Written request:
Copy the data word for word, from the very start through the line that contains "234, 39, 256]".

Recorded data:
========================================

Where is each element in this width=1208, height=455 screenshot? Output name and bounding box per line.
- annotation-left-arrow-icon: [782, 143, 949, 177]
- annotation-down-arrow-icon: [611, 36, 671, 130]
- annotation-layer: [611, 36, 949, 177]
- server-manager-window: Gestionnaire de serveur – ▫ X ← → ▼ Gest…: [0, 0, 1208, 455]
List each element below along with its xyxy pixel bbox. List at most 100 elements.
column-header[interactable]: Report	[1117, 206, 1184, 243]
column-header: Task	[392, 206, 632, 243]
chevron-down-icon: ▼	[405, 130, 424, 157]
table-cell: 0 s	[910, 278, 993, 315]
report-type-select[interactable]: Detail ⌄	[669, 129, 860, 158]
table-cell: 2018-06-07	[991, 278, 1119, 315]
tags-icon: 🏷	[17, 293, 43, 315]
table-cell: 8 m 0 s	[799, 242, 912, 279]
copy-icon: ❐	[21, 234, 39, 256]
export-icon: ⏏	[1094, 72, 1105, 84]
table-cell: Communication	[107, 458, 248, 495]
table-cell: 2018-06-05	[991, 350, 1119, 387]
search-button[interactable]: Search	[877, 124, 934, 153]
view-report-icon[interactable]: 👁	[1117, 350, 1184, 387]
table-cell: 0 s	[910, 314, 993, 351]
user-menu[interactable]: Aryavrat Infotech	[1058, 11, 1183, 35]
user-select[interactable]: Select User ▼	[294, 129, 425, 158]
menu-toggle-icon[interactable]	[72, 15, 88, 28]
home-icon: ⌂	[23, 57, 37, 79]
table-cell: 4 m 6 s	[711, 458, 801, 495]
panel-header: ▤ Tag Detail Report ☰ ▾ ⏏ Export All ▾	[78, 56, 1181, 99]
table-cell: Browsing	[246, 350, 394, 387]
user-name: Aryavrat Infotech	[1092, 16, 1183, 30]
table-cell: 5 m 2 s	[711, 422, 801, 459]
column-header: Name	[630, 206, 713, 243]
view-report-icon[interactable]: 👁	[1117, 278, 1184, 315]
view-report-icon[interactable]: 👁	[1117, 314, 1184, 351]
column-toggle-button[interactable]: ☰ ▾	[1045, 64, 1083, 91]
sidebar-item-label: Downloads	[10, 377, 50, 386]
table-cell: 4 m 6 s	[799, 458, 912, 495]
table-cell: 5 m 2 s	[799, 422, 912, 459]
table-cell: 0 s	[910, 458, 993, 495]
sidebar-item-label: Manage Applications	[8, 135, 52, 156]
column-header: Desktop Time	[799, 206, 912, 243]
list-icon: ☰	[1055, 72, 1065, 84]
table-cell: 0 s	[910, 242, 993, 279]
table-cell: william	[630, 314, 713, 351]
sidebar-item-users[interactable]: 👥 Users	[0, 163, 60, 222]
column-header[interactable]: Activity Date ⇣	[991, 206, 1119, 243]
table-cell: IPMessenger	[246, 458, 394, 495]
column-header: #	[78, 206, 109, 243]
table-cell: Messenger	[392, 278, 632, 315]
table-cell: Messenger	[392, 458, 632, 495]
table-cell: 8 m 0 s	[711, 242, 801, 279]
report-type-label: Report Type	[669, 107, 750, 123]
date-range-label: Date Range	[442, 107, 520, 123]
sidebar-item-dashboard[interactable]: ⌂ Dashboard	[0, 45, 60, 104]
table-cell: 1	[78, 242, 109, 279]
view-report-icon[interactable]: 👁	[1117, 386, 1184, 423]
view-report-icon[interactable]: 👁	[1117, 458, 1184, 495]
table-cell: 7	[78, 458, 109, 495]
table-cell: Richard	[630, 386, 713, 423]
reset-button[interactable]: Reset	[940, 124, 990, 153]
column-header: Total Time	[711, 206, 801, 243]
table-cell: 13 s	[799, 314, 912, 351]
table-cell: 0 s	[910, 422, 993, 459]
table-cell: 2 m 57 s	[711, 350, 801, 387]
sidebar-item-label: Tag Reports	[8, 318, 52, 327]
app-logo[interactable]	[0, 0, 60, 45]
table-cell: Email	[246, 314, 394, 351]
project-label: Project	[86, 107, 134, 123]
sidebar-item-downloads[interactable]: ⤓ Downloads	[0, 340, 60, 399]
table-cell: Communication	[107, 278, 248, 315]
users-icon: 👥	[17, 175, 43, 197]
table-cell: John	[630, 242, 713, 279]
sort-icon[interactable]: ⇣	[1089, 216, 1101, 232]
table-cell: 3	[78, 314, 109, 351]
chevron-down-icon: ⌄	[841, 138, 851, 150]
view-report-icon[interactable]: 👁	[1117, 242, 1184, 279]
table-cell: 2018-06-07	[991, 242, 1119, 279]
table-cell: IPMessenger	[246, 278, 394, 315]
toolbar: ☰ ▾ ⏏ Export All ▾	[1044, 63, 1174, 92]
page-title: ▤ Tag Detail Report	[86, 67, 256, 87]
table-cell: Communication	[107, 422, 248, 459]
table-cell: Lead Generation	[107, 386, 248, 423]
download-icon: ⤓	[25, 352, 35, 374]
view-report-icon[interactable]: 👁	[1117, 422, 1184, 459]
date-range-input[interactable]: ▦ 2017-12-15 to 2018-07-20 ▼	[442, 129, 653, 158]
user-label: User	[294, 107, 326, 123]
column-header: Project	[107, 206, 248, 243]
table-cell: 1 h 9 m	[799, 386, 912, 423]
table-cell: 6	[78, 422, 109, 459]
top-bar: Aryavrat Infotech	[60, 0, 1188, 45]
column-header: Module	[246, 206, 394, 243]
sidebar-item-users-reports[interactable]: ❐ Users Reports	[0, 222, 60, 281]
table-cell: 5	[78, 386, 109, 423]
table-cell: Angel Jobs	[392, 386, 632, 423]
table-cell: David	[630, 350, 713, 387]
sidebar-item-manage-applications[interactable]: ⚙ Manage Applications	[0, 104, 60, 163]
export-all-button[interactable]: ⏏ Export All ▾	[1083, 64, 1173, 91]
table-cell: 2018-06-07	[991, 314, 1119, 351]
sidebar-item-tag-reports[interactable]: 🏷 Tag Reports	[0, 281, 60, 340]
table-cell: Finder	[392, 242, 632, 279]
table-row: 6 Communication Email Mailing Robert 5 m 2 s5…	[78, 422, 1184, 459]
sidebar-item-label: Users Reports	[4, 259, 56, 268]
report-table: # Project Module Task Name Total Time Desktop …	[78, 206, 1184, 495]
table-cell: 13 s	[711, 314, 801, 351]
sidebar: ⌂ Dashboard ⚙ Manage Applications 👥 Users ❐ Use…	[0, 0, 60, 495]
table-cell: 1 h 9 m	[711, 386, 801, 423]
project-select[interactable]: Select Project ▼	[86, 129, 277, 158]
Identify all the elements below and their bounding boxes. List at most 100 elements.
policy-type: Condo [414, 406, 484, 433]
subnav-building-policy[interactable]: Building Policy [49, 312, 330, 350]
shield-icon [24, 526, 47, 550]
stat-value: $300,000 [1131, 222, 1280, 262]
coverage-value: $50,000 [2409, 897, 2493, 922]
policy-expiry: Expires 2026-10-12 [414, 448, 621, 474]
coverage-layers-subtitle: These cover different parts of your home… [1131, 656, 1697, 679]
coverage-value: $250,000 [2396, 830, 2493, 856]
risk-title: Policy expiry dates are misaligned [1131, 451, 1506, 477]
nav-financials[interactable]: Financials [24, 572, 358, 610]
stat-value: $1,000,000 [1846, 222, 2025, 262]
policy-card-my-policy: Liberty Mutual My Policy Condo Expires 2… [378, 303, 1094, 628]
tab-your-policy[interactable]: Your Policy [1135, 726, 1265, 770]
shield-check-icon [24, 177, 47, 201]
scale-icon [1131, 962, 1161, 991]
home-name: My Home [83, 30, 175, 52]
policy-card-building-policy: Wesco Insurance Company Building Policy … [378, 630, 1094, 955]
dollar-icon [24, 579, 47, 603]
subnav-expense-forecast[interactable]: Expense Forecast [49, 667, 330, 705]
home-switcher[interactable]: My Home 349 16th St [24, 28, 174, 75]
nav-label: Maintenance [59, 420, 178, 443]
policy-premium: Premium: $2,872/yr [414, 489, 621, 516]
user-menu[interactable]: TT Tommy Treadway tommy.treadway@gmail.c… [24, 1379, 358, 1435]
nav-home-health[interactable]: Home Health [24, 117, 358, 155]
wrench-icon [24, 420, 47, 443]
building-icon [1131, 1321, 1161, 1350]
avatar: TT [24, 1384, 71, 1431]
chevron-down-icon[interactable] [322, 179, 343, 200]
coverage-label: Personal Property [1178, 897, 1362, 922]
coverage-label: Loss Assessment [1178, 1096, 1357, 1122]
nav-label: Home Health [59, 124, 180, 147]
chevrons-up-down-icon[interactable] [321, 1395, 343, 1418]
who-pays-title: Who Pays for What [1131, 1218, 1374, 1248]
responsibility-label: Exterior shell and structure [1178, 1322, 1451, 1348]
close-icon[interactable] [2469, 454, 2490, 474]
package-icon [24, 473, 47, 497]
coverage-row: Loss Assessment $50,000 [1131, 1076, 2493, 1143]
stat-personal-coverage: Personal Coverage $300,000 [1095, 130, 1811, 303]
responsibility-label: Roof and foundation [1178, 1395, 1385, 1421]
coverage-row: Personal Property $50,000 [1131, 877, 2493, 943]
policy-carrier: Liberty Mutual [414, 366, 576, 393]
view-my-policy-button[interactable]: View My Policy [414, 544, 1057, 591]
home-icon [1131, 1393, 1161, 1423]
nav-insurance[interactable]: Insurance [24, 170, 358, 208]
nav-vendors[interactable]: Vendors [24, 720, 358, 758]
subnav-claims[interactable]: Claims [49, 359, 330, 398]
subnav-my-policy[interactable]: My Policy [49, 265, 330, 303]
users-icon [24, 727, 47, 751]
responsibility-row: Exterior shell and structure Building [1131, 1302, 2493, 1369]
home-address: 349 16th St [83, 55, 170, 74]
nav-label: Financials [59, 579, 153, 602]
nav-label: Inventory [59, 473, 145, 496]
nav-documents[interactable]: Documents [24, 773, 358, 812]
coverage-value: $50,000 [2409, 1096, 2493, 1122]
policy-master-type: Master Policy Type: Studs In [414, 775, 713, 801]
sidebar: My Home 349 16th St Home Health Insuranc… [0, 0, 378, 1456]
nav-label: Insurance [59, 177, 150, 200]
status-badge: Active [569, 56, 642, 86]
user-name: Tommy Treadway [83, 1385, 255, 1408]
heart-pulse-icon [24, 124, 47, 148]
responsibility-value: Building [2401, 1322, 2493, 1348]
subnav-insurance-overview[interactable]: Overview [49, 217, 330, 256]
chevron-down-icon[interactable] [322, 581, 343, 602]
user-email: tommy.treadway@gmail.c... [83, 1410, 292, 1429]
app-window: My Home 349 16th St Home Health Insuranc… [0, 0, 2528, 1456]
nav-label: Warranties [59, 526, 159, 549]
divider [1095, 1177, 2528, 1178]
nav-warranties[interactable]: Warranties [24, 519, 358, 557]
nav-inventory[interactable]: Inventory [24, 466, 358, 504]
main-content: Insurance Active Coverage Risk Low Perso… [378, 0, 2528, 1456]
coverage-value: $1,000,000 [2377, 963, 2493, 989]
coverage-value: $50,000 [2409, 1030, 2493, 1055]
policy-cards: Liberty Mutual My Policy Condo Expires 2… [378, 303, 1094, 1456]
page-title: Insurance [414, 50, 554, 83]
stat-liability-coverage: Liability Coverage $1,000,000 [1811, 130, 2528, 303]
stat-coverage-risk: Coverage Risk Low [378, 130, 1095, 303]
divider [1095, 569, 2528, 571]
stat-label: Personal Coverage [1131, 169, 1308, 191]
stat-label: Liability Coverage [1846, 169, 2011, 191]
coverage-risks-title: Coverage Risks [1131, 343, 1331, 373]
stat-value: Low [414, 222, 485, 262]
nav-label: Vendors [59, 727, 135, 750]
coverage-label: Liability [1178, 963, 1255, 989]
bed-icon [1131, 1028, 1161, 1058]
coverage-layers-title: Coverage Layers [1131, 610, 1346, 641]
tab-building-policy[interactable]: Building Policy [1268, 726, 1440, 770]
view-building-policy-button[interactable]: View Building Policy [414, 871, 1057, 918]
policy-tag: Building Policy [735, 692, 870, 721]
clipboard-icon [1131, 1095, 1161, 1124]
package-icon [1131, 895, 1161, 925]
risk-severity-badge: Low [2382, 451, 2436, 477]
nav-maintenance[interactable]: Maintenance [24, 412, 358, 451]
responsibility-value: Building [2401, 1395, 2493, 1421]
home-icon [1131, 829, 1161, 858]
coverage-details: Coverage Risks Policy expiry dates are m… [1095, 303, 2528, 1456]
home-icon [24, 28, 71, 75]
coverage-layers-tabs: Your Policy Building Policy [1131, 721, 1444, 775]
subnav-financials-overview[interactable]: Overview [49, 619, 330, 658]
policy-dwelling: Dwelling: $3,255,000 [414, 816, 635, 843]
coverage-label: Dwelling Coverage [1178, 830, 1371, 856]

========================================

Reply to the exercise:
Where is each element in this width=1208, height=455 screenshot? Output name and bounding box per line.
- annotation-left-arrow-icon: [782, 143, 949, 177]
- annotation-down-arrow-icon: [611, 36, 671, 130]
- annotation-layer: [611, 36, 949, 177]
- server-manager-window: Gestionnaire de serveur – ▫ X ← → ▼ Gest…: [0, 0, 1208, 455]
List each element below along with its xyxy pixel bbox. List at most 100 elements.
column-header[interactable]: Report	[1117, 206, 1184, 243]
column-header: Task	[392, 206, 632, 243]
chevron-down-icon: ▼	[405, 130, 424, 157]
table-cell: 0 s	[910, 278, 993, 315]
report-type-select[interactable]: Detail ⌄	[669, 129, 860, 158]
table-cell: 2018-06-07	[991, 278, 1119, 315]
tags-icon: 🏷	[17, 293, 43, 315]
table-cell: 8 m 0 s	[799, 242, 912, 279]
copy-icon: ❐	[21, 234, 39, 256]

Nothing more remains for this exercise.